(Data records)
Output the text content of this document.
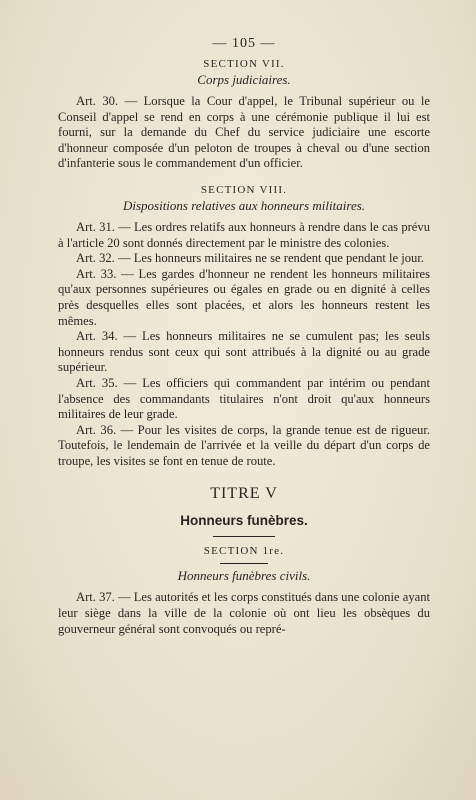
— 105 —
SECTION VII.
Corps judiciaires.

Art. 30. — Lorsque la Cour d'appel, le Tribunal supérieur ou le Conseil d'appel se rend en corps à une cérémonie publique il lui est fourni, sur la demande du Chef du service judiciaire une escorte d'honneur composée d'un peloton de troupes à cheval ou d'une section d'infanterie sous le commandement d'un officier.

SECTION VIII.
Dispositions relatives aux honneurs militaires.

Art. 31. — Les ordres relatifs aux honneurs à rendre dans le cas prévu à l'article 20 sont donnés directement par le ministre des colonies.

Art. 32. — Les honneurs militaires ne se rendent que pendant le jour.

Art. 33. — Les gardes d'honneur ne rendent les honneurs militaires qu'aux personnes supérieures ou égales en grade ou en dignité à celles près desquelles elles sont placées, et alors les honneurs restent les mêmes.

Art. 34. — Les honneurs militaires ne se cumulent pas; les seuls honneurs rendus sont ceux qui sont attribués à la dignité ou au grade supérieur.

Art. 35. — Les officiers qui commandent par intérim ou pendant l'absence des commandants titulaires n'ont droit qu'aux honneurs militaires de leur grade.

Art. 36. — Pour les visites de corps, la grande tenue est de rigueur. Toutefois, le lendemain de l'arrivée et la veille du départ d'un corps de troupe, les visites se font en tenue de route.

TITRE V
Honneurs funèbres.
SECTION 1re.
Honneurs funèbres civils.

Art. 37. — Les autorités et les corps constitués dans une colonie ayant leur siège dans la ville de la colonie où ont lieu les obsèques du gouverneur général sont convoqués ou repré-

- **REQUEST**:
Please write out all the data again word for word, but not the pictures.

- **RESPONSE**:
Output the text content of this document.
— 105 —
SECTION VII.
Corps judiciaires.

Art. 30. — Lorsque la Cour d'appel, le Tribunal supérieur ou le Conseil d'appel se rend en corps à une cérémonie publique il lui est fourni, sur la demande du Chef du service judiciaire une escorte d'honneur composée d'un peloton de troupes à cheval ou d'une section d'infanterie sous le commandement d'un officier.

SECTION VIII.
Dispositions relatives aux honneurs militaires.

Art. 31. — Les ordres relatifs aux honneurs à rendre dans le cas prévu à l'article 20 sont donnés directement par le ministre des colonies.

Art. 32. — Les honneurs militaires ne se rendent que pendant le jour.

Art. 33. — Les gardes d'honneur ne rendent les honneurs militaires qu'aux personnes supérieures ou égales en grade ou en dignité à celles près desquelles elles sont placées, et alors les honneurs restent les mêmes.

Art. 34. — Les honneurs militaires ne se cumulent pas; les seuls honneurs rendus sont ceux qui sont attribués à la dignité ou au grade supérieur.

Art. 35. — Les officiers qui commandent par intérim ou pendant l'absence des commandants titulaires n'ont droit qu'aux honneurs militaires de leur grade.

Art. 36. — Pour les visites de corps, la grande tenue est de rigueur. Toutefois, le lendemain de l'arrivée et la veille du départ d'un corps de troupe, les visites se font en tenue de route.

TITRE V
Honneurs funèbres.
SECTION 1re.
Honneurs funèbres civils.

Art. 37. — Les autorités et les corps constitués dans une colonie ayant leur siège dans la ville de la colonie où ont lieu les obsèques du gouverneur général sont convoqués ou repré-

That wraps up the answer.